DATOS DE ENTRADA:

──────────

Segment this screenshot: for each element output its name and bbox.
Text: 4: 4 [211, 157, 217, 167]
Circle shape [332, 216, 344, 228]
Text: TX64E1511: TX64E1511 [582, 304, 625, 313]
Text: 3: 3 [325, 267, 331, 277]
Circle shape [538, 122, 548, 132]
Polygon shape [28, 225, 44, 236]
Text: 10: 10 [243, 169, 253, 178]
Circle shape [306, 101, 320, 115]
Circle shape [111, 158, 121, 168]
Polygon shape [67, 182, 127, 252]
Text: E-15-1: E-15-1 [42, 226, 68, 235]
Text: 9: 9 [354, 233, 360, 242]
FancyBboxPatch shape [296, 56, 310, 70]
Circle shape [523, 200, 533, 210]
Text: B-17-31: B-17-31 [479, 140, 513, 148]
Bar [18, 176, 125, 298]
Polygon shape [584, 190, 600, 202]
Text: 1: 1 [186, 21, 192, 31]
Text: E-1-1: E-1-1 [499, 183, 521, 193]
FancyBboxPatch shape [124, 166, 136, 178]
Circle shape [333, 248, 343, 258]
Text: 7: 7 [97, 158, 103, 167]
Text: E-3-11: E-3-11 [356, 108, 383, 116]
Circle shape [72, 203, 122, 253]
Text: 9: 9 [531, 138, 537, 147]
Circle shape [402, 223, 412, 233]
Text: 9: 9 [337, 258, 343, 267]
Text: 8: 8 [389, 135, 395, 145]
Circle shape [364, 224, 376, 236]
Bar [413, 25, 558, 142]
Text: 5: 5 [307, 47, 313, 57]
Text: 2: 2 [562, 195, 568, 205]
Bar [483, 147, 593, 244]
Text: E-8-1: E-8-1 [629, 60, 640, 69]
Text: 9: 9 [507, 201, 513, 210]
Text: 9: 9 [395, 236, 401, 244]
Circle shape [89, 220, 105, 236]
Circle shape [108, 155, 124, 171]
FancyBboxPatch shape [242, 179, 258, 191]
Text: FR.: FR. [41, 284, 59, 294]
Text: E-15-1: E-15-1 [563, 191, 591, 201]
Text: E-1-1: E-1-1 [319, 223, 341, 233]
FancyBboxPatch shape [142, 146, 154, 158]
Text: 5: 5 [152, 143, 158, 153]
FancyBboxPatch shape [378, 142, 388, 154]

──────────

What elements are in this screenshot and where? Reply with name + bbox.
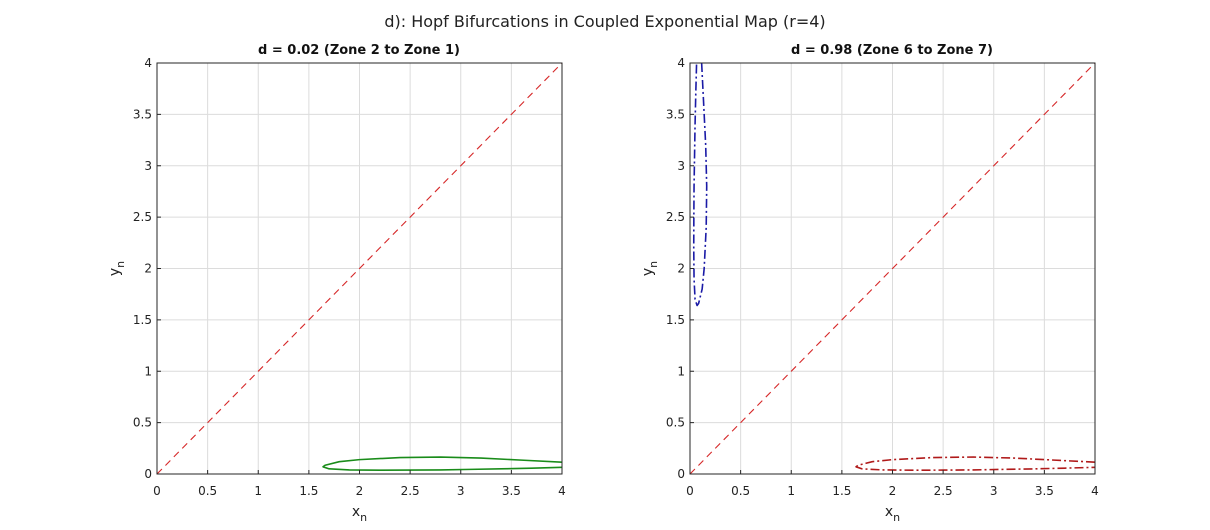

──────────

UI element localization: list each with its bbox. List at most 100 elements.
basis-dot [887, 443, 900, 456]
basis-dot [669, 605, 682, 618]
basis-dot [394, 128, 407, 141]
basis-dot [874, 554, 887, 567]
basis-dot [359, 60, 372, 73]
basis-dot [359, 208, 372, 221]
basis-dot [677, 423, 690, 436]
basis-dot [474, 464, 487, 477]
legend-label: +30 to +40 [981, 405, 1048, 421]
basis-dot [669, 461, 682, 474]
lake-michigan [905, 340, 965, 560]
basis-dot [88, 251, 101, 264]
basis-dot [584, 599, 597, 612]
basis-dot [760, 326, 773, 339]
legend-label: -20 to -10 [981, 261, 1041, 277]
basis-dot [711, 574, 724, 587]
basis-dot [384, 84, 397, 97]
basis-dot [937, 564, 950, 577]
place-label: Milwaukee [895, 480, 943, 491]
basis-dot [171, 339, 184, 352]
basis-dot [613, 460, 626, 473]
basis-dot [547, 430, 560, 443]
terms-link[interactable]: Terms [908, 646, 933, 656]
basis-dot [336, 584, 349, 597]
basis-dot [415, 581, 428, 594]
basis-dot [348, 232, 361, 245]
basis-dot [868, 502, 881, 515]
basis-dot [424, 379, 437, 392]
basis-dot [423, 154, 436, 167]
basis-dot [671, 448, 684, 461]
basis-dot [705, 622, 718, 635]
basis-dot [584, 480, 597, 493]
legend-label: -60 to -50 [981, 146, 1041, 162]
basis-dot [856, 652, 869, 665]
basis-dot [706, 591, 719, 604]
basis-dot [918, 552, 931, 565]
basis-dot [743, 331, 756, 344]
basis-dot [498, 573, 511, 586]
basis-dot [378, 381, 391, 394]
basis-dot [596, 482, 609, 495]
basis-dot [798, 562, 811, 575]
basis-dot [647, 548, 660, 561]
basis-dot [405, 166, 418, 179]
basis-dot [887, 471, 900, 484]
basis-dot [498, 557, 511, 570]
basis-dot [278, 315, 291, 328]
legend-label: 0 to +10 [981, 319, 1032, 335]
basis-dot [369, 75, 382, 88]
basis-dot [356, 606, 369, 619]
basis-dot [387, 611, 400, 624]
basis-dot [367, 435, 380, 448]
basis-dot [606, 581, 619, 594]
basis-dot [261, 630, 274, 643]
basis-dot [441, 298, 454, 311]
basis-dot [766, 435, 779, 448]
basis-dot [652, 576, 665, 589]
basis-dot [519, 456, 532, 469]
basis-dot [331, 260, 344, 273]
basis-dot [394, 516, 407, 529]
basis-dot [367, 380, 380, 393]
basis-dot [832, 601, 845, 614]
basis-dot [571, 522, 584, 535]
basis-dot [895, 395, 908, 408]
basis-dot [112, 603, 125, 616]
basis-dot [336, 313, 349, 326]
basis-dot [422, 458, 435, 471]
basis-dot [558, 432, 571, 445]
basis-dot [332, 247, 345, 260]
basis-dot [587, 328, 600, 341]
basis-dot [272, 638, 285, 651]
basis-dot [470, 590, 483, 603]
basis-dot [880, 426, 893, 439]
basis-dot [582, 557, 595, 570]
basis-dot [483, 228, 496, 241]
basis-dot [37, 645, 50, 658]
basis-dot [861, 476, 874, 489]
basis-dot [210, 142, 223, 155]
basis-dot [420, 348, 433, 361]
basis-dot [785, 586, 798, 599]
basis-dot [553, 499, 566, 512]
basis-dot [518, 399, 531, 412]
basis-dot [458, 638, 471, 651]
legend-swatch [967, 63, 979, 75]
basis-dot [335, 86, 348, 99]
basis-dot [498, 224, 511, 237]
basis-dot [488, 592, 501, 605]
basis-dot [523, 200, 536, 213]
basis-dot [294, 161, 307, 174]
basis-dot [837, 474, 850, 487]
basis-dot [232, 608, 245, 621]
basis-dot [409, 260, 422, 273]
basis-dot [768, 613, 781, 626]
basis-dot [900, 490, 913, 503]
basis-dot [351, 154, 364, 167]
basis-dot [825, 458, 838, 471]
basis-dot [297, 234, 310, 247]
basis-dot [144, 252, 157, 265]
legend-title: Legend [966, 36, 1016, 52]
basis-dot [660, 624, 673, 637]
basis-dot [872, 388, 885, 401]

──────────

LO QUE HARÁS:
Copia tal cual las líneas de las entradas de arriba que van desde la que contiene "Segment this screenshot: for" hasta la que contiene "Polygon shape [28, 225, 44, 236]", incluidas las dos.

RESPUESTA ESCRITA:
Segment this screenshot: for each element output its name and bbox.
Text: 4: 4 [211, 157, 217, 167]
Circle shape [332, 216, 344, 228]
Text: TX64E1511: TX64E1511 [582, 304, 625, 313]
Text: 3: 3 [325, 267, 331, 277]
Circle shape [538, 122, 548, 132]
Polygon shape [28, 225, 44, 236]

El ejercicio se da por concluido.